*** Exercise data

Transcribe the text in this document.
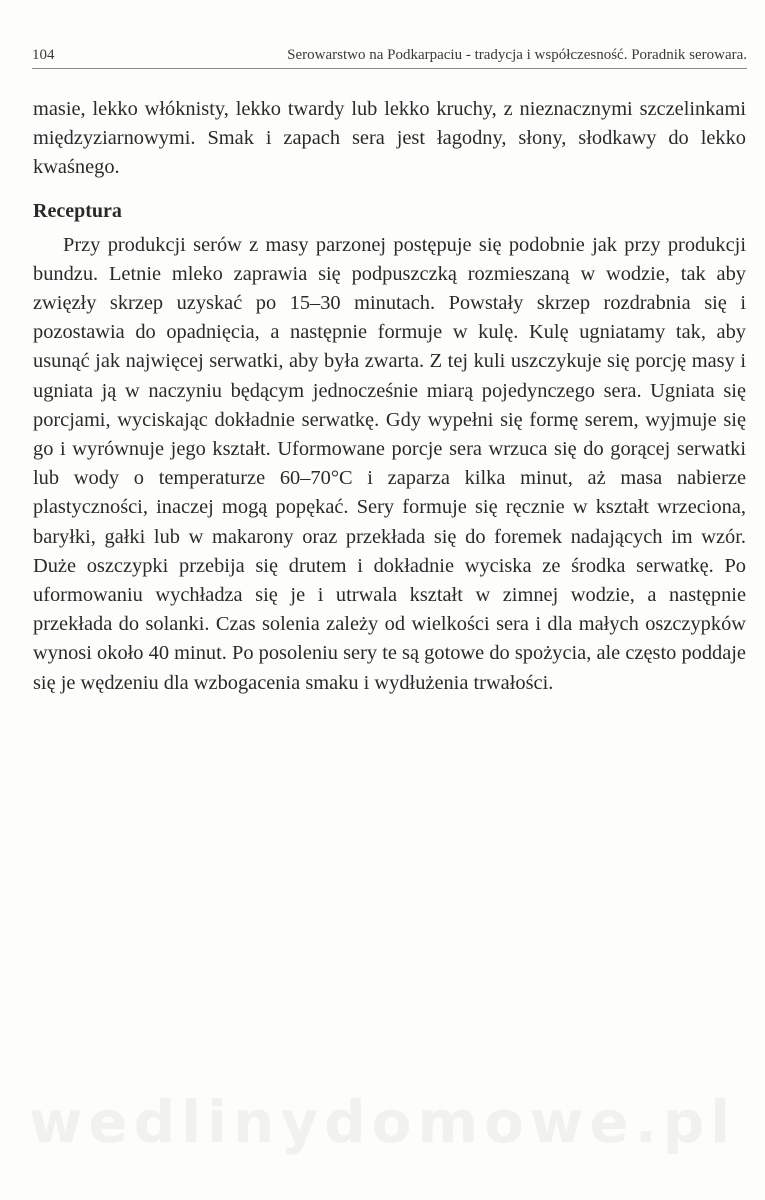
104	Serowarstwo na Podkarpaciu - tradycja i współczesność. Poradnik serowara.

masie, lekko włóknisty, lekko twardy lub lekko kruchy, z nieznacznymi szczelinkami międzyziarnowymi. Smak i zapach sera jest łagodny, słony, słodkawy do lekko kwaśnego.

Receptura

Przy produkcji serów z masy parzonej postępuje się podobnie jak przy produkcji bundzu. Letnie mleko zaprawia się podpuszczką rozmieszaną w wodzie, tak aby zwięzły skrzep uzyskać po 15–30 minutach. Powstały skrzep rozdrabnia się i pozostawia do opadnięcia, a następnie formuje w kulę. Kulę ugniatamy tak, aby usunąć jak najwięcej serwatki, aby była zwarta. Z tej kuli uszczykuje się porcję masy i ugniata ją w naczyniu będącym jednocześnie miarą pojedynczego sera. Ugniata się porcjami, wyciskając dokładnie serwatkę. Gdy wypełni się formę serem, wyjmuje się go i wyrównuje jego kształt. Uformowane porcje sera wrzuca się do gorącej serwatki lub wody o temperaturze 60–70°C i zaparza kilka minut, aż masa nabierze plastyczności, inaczej mogą popękać. Sery formuje się ręcznie w kształt wrzeciona, baryłki, gałki lub w makarony oraz przekłada się do foremek nadających im wzór. Duże oszczypki przebija się drutem i dokładnie wyciska ze środka serwatkę. Po uformowaniu wychładza się je i utrwala kształt w zimnej wodzie, a następnie przekłada do solanki. Czas solenia zależy od wielkości sera i dla małych oszczypków wynosi około 40 minut. Po posoleniu sery te są gotowe do spożycia, ale często poddaje się je wędzeniu dla wzbogacenia smaku i wydłużenia trwałości.

wedlinydomowe.pl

******

* **Exercise objective**
Every line in the data that holds "sera" should be copied out.

* **Output below**
masie, lekko włóknisty, lekko twardy lub lekko kruchy, z nieznacznymi szczelinkami międzyziarnowymi. Smak i zapach sera jest łagodny, słony, słodkawy do lekko kwaśnego.
Przy produkcji serów z masy parzonej postępuje się podobnie jak przy produkcji bundzu. Letnie mleko zaprawia się podpuszczką rozmieszaną w wodzie, tak aby zwięzły skrzep uzyskać po 15–30 minutach. Powstały skrzep rozdrabnia się i pozostawia do opadnięcia, a następnie formuje w kulę. Kulę ugniatamy tak, aby usunąć jak najwięcej serwatki, aby była zwarta. Z tej kuli uszczykuje się porcję masy i ugniata ją w naczyniu będącym jednocześnie miarą pojedynczego sera. Ugniata się porcjami, wyciskając dokładnie serwatkę. Gdy wypełni się formę serem, wyjmuje się go i wyrównuje jego kształt. Uformowane porcje sera wrzuca się do gorącej serwatki lub wody o temperaturze 60–70°C i zaparza kilka minut, aż masa nabierze plastyczności, inaczej mogą popękać. Sery formuje się ręcznie w kształt wrzeciona, baryłki, gałki lub w makarony oraz przekłada się do foremek nadających im wzór. Duże oszczypki przebija się drutem i dokładnie wyciska ze środka serwatkę. Po uformowaniu wychładza się je i utrwala kształt w zimnej wodzie, a następnie przekłada do solanki. Czas solenia zależy od wielkości sera i dla małych oszczypków wynosi około 40 minut. Po posoleniu sery te są gotowe do spożycia, ale często poddaje się je wędzeniu dla wzbogacenia smaku i wydłużenia trwałości.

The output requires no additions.